Exercise description — Give every line from the entries that contains "title".

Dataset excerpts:
···
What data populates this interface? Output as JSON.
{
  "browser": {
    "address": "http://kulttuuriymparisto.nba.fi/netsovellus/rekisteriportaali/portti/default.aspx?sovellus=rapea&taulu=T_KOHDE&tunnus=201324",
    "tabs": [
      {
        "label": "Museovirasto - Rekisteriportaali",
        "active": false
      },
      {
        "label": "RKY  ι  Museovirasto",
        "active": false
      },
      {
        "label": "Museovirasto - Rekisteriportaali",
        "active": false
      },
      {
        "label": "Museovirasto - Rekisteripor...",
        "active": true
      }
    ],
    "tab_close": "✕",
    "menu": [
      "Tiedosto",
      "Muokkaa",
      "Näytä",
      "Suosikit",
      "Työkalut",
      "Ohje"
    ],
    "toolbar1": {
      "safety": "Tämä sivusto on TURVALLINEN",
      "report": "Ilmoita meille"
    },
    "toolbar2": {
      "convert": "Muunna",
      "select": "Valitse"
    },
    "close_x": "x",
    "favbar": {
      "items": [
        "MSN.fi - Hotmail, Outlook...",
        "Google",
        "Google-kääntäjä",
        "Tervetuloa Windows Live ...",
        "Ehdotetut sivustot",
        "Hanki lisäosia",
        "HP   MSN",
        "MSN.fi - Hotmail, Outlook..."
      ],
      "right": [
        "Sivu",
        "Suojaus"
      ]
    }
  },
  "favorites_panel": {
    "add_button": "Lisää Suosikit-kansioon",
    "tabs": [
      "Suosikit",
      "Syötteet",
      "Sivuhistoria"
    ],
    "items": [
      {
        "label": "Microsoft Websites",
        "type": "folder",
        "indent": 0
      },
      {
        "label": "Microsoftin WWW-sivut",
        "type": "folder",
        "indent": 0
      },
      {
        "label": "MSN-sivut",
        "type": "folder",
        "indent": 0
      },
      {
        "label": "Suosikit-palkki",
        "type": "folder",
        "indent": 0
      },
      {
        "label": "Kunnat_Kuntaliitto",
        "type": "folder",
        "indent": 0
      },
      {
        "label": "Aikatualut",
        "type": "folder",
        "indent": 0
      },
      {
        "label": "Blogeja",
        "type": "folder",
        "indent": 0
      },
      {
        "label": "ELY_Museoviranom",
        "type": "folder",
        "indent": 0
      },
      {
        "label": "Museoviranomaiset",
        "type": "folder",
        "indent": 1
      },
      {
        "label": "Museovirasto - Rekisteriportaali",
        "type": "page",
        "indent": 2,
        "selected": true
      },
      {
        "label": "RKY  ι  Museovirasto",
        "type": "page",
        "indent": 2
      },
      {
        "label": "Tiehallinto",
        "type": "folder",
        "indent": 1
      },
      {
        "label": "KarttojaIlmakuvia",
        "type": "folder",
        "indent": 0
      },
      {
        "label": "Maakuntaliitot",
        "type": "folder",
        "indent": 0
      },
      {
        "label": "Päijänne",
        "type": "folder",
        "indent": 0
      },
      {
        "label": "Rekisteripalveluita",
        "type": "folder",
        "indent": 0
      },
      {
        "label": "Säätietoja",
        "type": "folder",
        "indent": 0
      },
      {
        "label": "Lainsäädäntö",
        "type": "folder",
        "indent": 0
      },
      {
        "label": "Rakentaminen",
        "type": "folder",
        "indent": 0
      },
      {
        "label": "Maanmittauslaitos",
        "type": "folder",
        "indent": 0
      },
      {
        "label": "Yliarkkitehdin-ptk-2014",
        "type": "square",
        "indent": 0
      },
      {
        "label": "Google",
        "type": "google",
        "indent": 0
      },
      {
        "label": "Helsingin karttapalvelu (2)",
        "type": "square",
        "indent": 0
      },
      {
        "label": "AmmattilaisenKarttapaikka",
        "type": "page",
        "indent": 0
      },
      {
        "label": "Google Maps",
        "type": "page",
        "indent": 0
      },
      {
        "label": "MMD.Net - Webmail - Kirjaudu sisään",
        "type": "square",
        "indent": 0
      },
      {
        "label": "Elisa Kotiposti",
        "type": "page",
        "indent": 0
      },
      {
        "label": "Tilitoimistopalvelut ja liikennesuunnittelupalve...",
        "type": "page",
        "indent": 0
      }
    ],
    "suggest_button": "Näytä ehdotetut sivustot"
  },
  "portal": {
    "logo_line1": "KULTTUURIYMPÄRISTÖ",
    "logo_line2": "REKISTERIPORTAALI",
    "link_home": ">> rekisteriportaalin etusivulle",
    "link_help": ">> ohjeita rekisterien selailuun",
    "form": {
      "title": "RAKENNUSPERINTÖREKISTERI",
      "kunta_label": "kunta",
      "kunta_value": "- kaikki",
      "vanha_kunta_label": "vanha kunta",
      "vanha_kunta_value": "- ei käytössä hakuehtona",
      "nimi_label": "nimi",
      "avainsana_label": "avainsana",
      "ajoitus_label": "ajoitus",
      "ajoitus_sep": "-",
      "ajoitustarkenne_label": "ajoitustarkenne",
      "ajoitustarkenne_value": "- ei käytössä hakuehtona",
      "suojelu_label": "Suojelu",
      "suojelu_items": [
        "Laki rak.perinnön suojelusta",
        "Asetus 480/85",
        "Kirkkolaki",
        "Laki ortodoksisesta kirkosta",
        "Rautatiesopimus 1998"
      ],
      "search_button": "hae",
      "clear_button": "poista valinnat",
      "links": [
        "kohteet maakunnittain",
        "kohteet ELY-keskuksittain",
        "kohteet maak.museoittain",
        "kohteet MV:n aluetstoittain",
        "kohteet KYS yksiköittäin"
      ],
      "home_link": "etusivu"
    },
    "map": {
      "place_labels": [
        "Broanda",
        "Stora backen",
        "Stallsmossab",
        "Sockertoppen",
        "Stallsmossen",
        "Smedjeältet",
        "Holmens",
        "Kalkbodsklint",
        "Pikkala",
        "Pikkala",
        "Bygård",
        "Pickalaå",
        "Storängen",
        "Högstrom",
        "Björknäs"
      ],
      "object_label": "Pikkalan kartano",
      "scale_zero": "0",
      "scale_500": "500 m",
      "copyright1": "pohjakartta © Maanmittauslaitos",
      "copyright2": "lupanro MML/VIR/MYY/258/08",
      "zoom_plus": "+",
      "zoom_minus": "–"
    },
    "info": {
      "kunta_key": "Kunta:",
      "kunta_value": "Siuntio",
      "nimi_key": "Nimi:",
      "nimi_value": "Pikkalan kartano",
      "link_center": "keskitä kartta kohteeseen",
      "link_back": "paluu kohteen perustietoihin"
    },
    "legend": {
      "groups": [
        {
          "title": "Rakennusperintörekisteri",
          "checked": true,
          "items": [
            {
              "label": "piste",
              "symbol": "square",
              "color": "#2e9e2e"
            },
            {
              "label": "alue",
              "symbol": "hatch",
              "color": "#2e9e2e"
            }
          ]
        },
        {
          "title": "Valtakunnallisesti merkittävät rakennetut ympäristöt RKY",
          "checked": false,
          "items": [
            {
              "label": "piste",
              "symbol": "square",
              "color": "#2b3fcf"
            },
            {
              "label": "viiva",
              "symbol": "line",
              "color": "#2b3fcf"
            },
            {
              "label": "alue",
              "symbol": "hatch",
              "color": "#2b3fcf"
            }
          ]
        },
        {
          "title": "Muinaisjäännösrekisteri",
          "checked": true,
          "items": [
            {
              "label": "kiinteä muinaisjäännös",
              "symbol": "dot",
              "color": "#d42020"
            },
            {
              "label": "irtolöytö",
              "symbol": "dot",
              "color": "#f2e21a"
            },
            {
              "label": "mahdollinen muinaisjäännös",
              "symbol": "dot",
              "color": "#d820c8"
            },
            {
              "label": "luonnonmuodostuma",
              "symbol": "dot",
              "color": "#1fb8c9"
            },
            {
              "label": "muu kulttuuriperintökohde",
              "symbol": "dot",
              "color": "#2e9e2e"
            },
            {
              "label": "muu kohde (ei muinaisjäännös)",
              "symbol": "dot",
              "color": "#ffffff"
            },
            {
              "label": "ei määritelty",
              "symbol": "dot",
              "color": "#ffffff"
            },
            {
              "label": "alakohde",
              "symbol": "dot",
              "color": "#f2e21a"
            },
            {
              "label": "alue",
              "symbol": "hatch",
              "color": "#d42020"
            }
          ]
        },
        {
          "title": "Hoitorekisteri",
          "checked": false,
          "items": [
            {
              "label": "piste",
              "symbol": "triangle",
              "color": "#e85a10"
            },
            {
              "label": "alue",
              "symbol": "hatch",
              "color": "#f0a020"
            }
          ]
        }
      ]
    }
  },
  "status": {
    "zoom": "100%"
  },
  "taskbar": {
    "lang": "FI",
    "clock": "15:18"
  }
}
···
Exercise response —
      "title": "RAKENNUSPERINTÖREKISTERI",
          "title": "Rakennusperintörekisteri",
          "title": "Valtakunnallisesti merkittävät rakennetut ympäristöt RKY",
          "title": "Muinaisjäännösrekisteri",
          "title": "Hoitorekisteri",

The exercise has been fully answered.